### [WHAT YOU ARE ASKED TO DO]
Each line of the data that includes the string "this" is to be copied out.

### [DATASET EXCERPTS]

**********

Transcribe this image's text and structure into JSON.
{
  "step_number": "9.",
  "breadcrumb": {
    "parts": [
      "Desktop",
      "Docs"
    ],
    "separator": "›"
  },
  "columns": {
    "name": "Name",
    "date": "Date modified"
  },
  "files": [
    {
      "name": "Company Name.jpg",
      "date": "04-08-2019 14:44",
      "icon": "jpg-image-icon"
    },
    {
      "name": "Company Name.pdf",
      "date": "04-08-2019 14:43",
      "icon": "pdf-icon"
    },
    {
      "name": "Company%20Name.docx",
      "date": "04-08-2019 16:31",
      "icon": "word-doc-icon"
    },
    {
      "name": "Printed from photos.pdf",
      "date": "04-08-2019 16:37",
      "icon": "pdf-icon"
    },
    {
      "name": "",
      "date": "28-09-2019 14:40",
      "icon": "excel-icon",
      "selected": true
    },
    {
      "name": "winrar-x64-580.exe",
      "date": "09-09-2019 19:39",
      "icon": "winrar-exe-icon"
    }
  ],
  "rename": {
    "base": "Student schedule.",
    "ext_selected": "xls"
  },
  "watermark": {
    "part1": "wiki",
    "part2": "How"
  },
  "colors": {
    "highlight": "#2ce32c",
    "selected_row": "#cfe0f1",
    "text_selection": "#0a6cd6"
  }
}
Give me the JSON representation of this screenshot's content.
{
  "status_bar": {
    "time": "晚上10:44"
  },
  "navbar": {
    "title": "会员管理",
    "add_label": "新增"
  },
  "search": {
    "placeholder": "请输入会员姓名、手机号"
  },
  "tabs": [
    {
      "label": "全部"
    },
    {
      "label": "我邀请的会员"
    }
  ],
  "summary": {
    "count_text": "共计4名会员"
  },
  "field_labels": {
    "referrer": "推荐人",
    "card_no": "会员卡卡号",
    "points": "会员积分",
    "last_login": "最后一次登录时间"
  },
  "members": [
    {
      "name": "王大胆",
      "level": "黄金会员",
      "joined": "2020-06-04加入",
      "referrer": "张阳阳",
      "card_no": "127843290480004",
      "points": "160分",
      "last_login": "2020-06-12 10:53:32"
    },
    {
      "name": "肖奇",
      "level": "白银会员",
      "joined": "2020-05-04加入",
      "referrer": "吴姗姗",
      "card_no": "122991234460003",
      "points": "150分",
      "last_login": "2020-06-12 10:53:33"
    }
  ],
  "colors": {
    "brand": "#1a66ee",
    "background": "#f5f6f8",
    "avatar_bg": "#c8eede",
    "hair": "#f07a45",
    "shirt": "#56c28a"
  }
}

**********

### [OUTPUT BELOW]
Transcribe this image's text and structure into JSON.
Give me the JSON representation of this screenshot's content.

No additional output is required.